# JOB:
Go through the entries below and retype them exactly, omitting each picture.

Extracted records:
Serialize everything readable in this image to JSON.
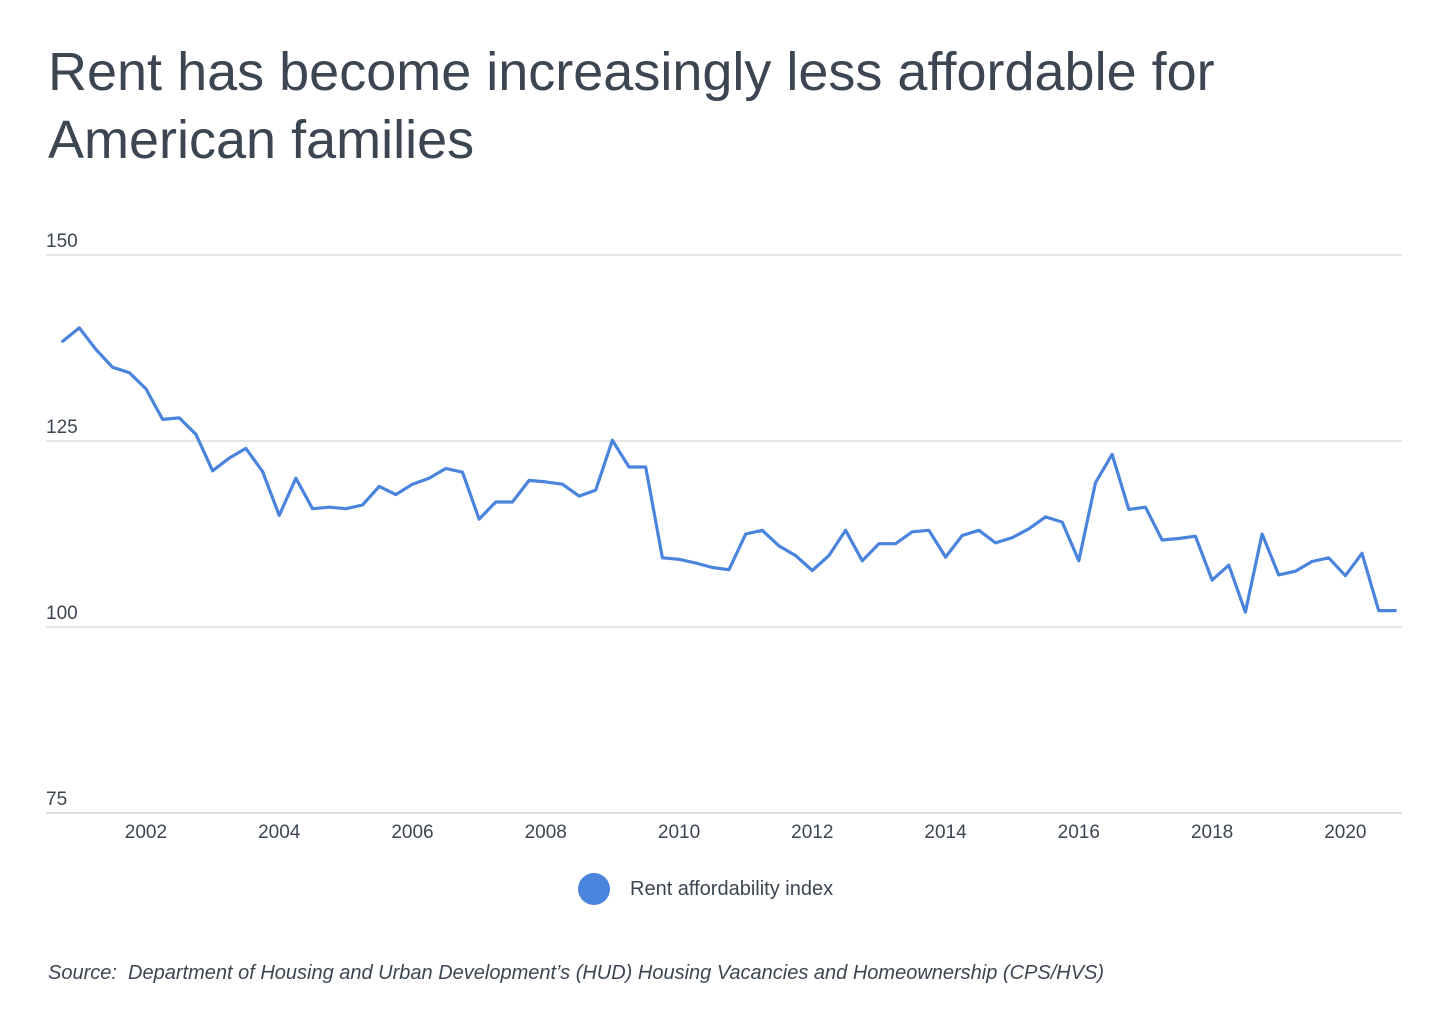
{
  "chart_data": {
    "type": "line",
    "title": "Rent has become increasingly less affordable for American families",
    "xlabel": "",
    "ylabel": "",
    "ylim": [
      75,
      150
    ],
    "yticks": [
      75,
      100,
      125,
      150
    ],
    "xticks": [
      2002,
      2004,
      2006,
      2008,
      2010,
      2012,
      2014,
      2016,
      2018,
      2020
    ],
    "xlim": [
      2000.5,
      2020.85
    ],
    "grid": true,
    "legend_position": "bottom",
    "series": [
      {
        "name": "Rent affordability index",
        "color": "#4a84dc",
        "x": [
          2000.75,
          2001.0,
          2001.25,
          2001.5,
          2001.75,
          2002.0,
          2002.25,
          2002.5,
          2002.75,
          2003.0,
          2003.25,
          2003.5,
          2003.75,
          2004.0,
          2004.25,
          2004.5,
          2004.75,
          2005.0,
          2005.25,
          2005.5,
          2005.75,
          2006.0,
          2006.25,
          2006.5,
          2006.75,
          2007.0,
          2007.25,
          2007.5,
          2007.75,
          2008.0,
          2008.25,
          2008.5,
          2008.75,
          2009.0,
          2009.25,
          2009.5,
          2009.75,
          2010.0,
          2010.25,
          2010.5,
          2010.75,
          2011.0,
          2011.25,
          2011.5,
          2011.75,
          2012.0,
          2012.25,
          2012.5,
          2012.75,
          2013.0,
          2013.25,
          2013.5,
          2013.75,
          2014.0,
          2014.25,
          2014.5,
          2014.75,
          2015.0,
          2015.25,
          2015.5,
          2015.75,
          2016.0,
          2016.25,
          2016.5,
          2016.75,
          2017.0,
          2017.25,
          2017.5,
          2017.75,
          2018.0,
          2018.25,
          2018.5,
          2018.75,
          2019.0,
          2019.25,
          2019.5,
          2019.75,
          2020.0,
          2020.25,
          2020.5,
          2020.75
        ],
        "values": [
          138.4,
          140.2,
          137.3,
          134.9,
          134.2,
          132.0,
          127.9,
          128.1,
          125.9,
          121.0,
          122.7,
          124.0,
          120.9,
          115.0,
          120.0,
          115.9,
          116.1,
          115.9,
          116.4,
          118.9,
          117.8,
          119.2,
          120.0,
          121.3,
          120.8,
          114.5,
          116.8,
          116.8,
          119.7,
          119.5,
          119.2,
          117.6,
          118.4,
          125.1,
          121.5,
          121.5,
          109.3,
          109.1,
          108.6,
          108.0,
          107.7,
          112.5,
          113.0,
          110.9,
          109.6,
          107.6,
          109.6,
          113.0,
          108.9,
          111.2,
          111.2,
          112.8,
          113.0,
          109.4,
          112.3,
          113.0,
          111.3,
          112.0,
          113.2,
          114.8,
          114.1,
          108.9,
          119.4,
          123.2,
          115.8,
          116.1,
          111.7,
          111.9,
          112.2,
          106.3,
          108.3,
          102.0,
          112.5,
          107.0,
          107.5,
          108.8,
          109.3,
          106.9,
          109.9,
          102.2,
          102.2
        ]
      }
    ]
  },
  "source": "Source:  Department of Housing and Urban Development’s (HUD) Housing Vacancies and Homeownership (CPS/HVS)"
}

# RIGHT ANSWER:
Serialize everything readable in this image to JSON.
{
  "chart_data": {
    "type": "line",
    "title": "Rent has become increasingly less affordable for American families",
    "xlabel": "",
    "ylabel": "",
    "ylim": [
      75,
      150
    ],
    "yticks": [
      75,
      100,
      125,
      150
    ],
    "xticks": [
      2002,
      2004,
      2006,
      2008,
      2010,
      2012,
      2014,
      2016,
      2018,
      2020
    ],
    "xlim": [
      2000.5,
      2020.85
    ],
    "grid": true,
    "legend_position": "bottom",
    "series": [
      {
        "name": "Rent affordability index",
        "color": "#4a84dc",
        "x": [
          2000.75,
          2001.0,
          2001.25,
          2001.5,
          2001.75,
          2002.0,
          2002.25,
          2002.5,
          2002.75,
          2003.0,
          2003.25,
          2003.5,
          2003.75,
          2004.0,
          2004.25,
          2004.5,
          2004.75,
          2005.0,
          2005.25,
          2005.5,
          2005.75,
          2006.0,
          2006.25,
          2006.5,
          2006.75,
          2007.0,
          2007.25,
          2007.5,
          2007.75,
          2008.0,
          2008.25,
          2008.5,
          2008.75,
          2009.0,
          2009.25,
          2009.5,
          2009.75,
          2010.0,
          2010.25,
          2010.5,
          2010.75,
          2011.0,
          2011.25,
          2011.5,
          2011.75,
          2012.0,
          2012.25,
          2012.5,
          2012.75,
          2013.0,
          2013.25,
          2013.5,
          2013.75,
          2014.0,
          2014.25,
          2014.5,
          2014.75,
          2015.0,
          2015.25,
          2015.5,
          2015.75,
          2016.0,
          2016.25,
          2016.5,
          2016.75,
          2017.0,
          2017.25,
          2017.5,
          2017.75,
          2018.0,
          2018.25,
          2018.5,
          2018.75,
          2019.0,
          2019.25,
          2019.5,
          2019.75,
          2020.0,
          2020.25,
          2020.5,
          2020.75
        ],
        "values": [
          138.4,
          140.2,
          137.3,
          134.9,
          134.2,
          132.0,
          127.9,
          128.1,
          125.9,
          121.0,
          122.7,
          124.0,
          120.9,
          115.0,
          120.0,
          115.9,
          116.1,
          115.9,
          116.4,
          118.9,
          117.8,
          119.2,
          120.0,
          121.3,
          120.8,
          114.5,
          116.8,
          116.8,
          119.7,
          119.5,
          119.2,
          117.6,
          118.4,
          125.1,
          121.5,
          121.5,
          109.3,
          109.1,
          108.6,
          108.0,
          107.7,
          112.5,
          113.0,
          110.9,
          109.6,
          107.6,
          109.6,
          113.0,
          108.9,
          111.2,
          111.2,
          112.8,
          113.0,
          109.4,
          112.3,
          113.0,
          111.3,
          112.0,
          113.2,
          114.8,
          114.1,
          108.9,
          119.4,
          123.2,
          115.8,
          116.1,
          111.7,
          111.9,
          112.2,
          106.3,
          108.3,
          102.0,
          112.5,
          107.0,
          107.5,
          108.8,
          109.3,
          106.9,
          109.9,
          102.2,
          102.2
        ]
      }
    ]
  },
  "source": "Source:  Department of Housing and Urban Development’s (HUD) Housing Vacancies and Homeownership (CPS/HVS)"
}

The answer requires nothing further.